__Written instruction__
Tally the lines of the listing that contain the word "Peak", then give the total and nothing else.

Start of Supplied data

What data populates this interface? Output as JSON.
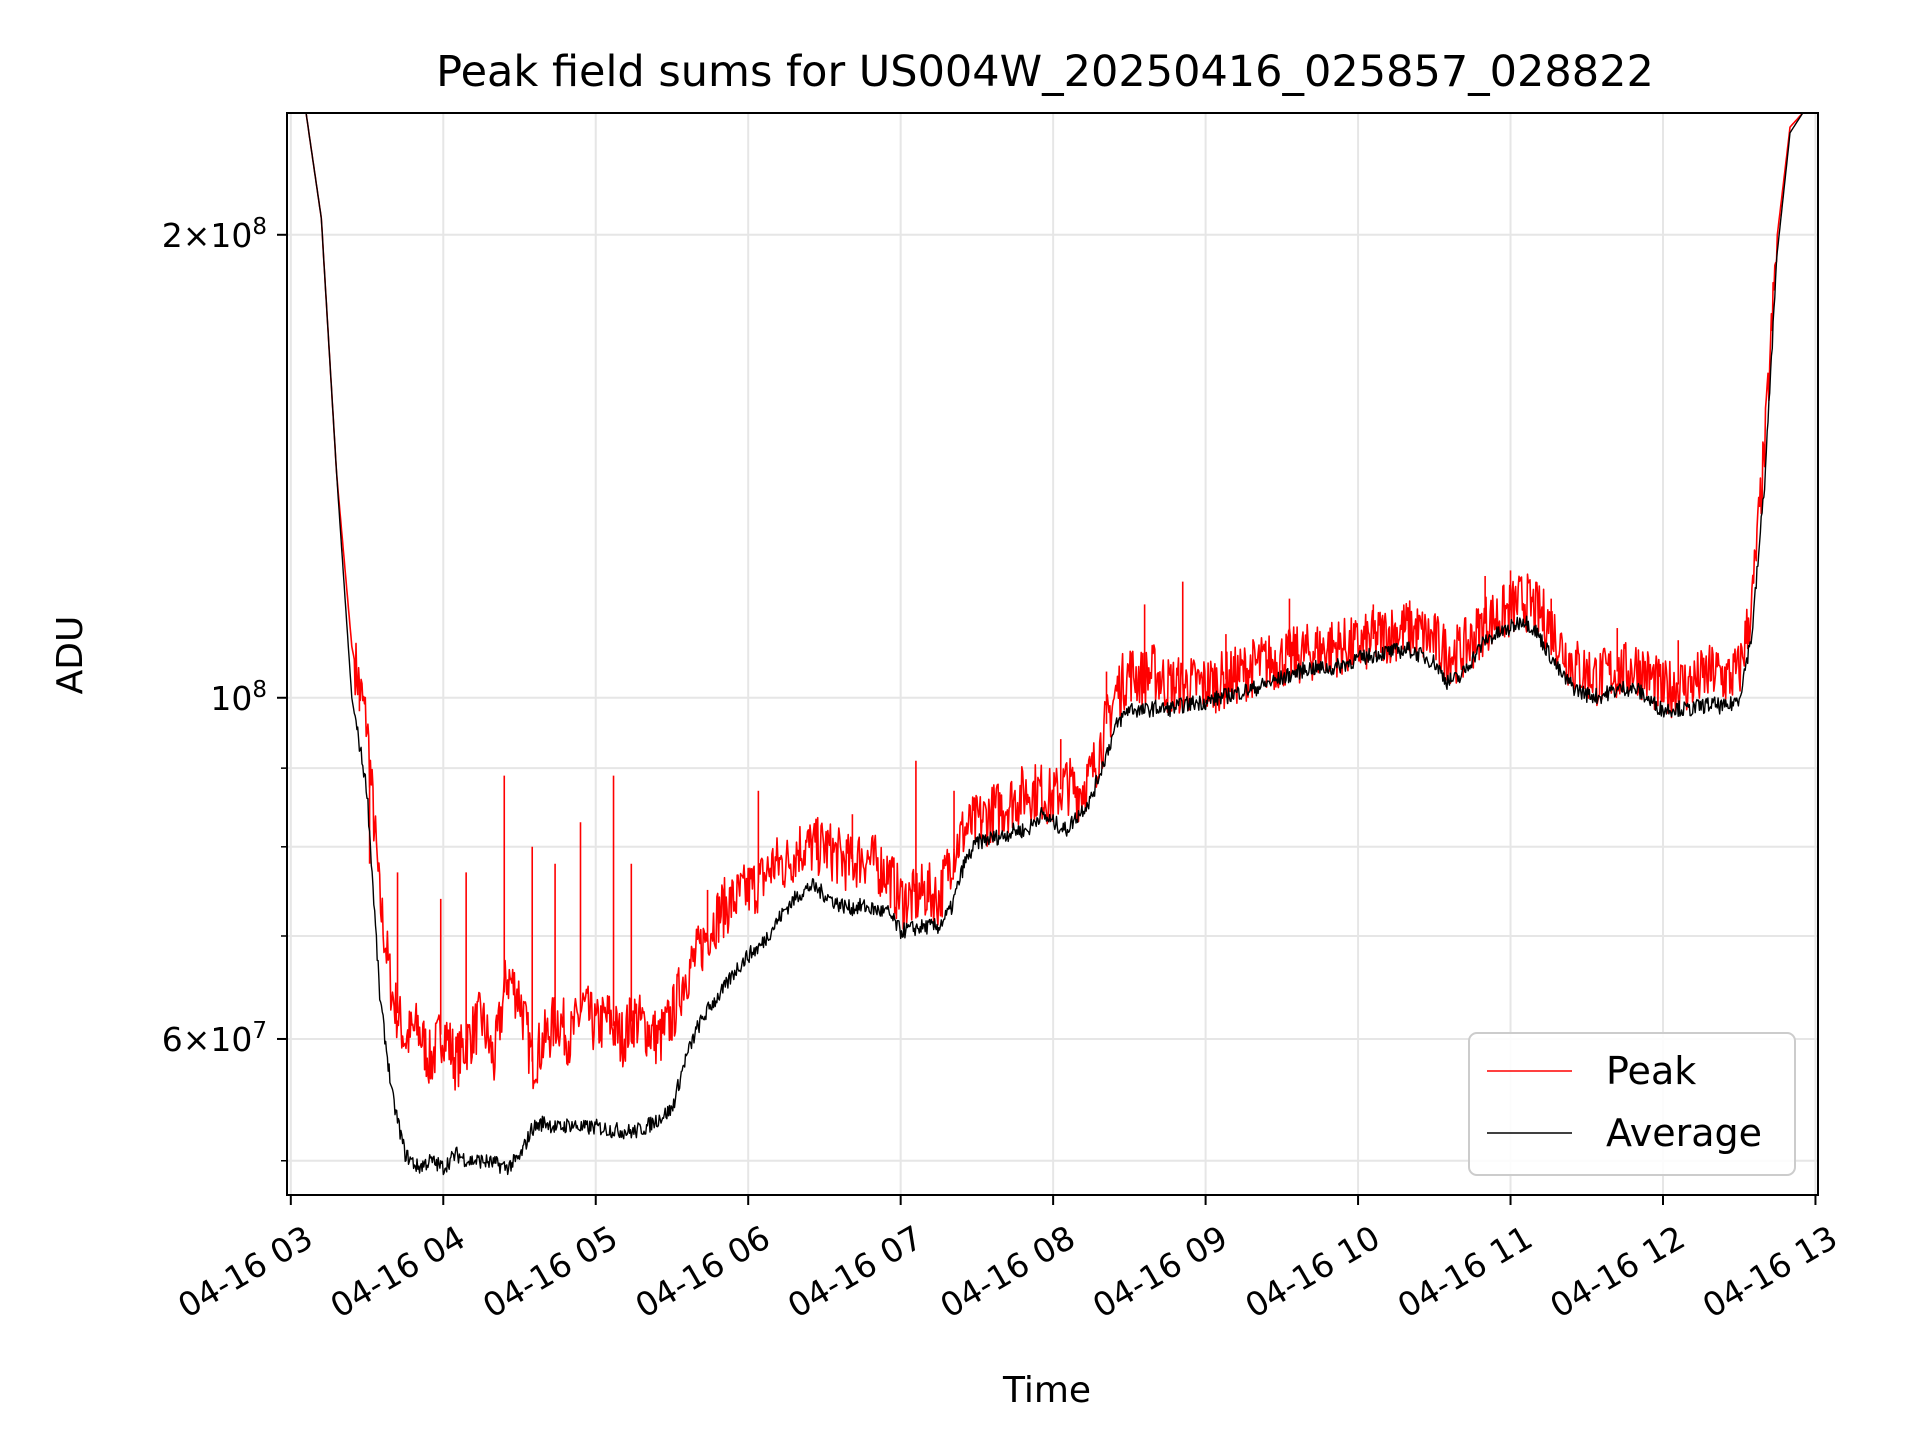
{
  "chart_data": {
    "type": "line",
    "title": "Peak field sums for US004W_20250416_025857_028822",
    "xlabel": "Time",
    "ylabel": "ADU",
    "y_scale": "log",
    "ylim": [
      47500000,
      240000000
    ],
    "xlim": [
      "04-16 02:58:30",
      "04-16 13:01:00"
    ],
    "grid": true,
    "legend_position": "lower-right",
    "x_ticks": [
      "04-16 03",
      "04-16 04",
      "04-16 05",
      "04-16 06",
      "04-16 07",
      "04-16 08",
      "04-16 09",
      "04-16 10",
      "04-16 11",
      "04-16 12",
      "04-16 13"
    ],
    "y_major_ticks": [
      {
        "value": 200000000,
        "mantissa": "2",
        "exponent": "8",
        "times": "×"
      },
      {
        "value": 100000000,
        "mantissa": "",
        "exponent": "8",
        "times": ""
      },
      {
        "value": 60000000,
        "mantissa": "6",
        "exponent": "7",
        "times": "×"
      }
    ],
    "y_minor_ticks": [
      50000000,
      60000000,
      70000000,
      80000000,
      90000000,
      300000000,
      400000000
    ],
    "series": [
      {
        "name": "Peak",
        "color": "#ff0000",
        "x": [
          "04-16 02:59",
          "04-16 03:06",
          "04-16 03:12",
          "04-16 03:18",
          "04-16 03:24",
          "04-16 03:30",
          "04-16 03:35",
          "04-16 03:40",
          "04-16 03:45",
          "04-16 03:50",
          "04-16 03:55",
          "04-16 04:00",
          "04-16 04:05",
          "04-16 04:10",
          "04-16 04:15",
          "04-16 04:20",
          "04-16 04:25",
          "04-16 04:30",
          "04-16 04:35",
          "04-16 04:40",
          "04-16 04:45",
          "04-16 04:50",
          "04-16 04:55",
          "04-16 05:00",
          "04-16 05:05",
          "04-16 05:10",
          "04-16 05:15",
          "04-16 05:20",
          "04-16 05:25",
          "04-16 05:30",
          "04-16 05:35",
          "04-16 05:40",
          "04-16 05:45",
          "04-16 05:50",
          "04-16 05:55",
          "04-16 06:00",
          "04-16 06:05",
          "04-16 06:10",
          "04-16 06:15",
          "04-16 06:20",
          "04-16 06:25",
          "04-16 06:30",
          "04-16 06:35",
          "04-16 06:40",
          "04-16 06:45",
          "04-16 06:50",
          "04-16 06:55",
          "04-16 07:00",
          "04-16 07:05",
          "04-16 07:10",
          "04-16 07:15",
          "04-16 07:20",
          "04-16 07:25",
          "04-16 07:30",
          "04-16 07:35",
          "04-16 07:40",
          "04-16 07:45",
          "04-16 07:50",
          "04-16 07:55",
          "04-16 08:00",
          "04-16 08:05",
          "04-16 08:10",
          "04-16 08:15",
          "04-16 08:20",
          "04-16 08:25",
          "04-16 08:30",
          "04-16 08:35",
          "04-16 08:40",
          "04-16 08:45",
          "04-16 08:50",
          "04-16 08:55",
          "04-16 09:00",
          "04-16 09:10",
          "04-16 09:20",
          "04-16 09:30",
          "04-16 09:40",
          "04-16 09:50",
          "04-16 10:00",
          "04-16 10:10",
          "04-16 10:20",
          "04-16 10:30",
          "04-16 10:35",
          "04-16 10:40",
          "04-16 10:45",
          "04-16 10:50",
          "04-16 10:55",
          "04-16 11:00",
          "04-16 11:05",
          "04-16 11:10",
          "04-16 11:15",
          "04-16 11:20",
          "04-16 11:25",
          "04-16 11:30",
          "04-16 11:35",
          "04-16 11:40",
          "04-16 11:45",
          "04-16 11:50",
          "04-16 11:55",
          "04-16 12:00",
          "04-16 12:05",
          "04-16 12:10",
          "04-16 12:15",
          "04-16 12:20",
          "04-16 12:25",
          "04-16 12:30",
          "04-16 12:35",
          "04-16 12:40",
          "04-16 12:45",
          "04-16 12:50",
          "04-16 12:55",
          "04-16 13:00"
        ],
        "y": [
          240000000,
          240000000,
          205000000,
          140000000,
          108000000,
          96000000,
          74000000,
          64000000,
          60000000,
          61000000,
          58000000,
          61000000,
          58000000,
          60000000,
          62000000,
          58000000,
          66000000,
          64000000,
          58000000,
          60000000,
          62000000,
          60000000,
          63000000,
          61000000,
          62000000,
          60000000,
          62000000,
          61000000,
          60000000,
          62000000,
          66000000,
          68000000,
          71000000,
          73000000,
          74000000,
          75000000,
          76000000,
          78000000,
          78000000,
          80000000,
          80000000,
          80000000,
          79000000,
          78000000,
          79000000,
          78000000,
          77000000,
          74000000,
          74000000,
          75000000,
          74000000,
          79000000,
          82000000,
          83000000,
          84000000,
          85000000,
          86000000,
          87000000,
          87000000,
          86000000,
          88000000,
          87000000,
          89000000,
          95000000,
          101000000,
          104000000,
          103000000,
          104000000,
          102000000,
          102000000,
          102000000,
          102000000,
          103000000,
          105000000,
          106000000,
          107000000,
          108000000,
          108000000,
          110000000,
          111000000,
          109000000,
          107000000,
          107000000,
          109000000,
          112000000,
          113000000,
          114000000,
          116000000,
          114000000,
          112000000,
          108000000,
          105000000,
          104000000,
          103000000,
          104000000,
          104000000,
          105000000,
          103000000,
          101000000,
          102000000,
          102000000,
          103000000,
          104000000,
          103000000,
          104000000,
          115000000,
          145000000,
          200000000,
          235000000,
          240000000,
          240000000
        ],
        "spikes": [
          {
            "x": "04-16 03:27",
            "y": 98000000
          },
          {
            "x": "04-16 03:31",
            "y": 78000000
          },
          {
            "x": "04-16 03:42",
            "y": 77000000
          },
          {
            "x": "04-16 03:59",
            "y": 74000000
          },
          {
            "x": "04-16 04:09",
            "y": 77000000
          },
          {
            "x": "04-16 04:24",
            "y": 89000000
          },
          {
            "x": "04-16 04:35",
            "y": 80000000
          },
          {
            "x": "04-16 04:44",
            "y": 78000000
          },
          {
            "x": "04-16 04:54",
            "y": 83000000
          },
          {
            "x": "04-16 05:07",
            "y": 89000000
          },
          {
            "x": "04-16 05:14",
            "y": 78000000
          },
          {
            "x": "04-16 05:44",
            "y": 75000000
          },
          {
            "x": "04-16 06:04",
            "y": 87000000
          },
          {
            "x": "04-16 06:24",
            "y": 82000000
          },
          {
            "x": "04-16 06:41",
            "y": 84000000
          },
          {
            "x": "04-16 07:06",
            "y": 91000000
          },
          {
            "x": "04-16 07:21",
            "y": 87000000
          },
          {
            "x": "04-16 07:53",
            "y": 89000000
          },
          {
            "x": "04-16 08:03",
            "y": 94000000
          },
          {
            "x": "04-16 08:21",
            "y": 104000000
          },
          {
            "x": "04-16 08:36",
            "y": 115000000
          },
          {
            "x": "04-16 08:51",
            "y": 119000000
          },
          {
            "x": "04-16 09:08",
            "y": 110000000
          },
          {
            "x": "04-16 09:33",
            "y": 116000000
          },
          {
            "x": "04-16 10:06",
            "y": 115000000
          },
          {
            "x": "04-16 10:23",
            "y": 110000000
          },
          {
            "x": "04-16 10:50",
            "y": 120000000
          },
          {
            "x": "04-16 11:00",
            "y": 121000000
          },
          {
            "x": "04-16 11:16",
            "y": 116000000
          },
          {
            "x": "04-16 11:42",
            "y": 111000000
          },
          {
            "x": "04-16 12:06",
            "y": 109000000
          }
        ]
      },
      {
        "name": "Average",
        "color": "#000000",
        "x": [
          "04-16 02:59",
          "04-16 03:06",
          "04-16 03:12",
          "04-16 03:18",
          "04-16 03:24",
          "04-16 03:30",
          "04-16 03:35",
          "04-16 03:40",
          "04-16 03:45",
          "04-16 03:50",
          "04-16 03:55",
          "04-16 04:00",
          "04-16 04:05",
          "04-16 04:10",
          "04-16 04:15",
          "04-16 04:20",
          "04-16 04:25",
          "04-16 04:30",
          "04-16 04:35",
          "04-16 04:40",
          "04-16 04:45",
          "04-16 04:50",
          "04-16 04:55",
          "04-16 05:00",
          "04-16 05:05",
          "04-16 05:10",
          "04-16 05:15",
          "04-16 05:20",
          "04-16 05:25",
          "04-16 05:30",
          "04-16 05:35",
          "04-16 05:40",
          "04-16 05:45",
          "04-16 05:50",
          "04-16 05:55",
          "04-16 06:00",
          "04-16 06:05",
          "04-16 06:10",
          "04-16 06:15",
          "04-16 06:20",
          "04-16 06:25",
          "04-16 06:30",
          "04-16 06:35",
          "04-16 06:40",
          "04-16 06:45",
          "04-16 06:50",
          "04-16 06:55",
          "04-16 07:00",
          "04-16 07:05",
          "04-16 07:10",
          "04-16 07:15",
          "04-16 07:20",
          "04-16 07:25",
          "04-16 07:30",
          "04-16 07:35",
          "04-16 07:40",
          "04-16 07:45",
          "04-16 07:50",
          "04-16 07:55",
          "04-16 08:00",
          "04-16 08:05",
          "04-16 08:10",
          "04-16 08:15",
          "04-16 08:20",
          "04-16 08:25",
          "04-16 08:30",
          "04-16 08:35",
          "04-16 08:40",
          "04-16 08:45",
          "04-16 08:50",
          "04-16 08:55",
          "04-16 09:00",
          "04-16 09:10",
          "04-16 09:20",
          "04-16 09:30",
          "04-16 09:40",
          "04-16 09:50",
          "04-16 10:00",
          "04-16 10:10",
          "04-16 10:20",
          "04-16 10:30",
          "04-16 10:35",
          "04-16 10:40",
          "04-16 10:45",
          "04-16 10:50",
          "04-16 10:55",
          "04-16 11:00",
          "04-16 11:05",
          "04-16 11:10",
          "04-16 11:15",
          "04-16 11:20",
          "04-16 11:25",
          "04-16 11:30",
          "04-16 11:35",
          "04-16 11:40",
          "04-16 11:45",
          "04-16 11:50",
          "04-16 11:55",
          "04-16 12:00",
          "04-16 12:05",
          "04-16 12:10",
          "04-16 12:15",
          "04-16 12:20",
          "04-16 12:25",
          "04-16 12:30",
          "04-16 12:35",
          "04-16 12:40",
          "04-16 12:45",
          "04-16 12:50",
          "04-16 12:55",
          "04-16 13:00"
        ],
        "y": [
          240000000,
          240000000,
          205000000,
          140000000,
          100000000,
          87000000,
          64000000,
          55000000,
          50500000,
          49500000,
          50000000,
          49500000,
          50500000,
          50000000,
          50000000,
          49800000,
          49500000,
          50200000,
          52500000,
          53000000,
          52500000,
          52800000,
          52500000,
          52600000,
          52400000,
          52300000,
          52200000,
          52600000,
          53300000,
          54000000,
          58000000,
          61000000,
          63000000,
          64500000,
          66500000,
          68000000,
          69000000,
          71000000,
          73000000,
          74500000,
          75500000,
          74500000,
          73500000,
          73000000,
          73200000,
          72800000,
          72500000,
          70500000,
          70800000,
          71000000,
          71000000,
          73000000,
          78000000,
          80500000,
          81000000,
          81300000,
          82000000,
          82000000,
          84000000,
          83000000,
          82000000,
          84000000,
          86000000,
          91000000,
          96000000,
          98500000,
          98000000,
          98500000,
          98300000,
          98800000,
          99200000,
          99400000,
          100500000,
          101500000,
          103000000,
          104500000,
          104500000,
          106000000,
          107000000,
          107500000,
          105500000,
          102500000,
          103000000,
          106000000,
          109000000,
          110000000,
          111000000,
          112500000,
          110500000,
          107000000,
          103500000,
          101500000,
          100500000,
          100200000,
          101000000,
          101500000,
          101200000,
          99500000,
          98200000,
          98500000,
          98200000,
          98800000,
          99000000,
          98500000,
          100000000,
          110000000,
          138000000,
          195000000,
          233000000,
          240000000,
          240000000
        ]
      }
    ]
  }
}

End of Supplied data

__Problem solution__
2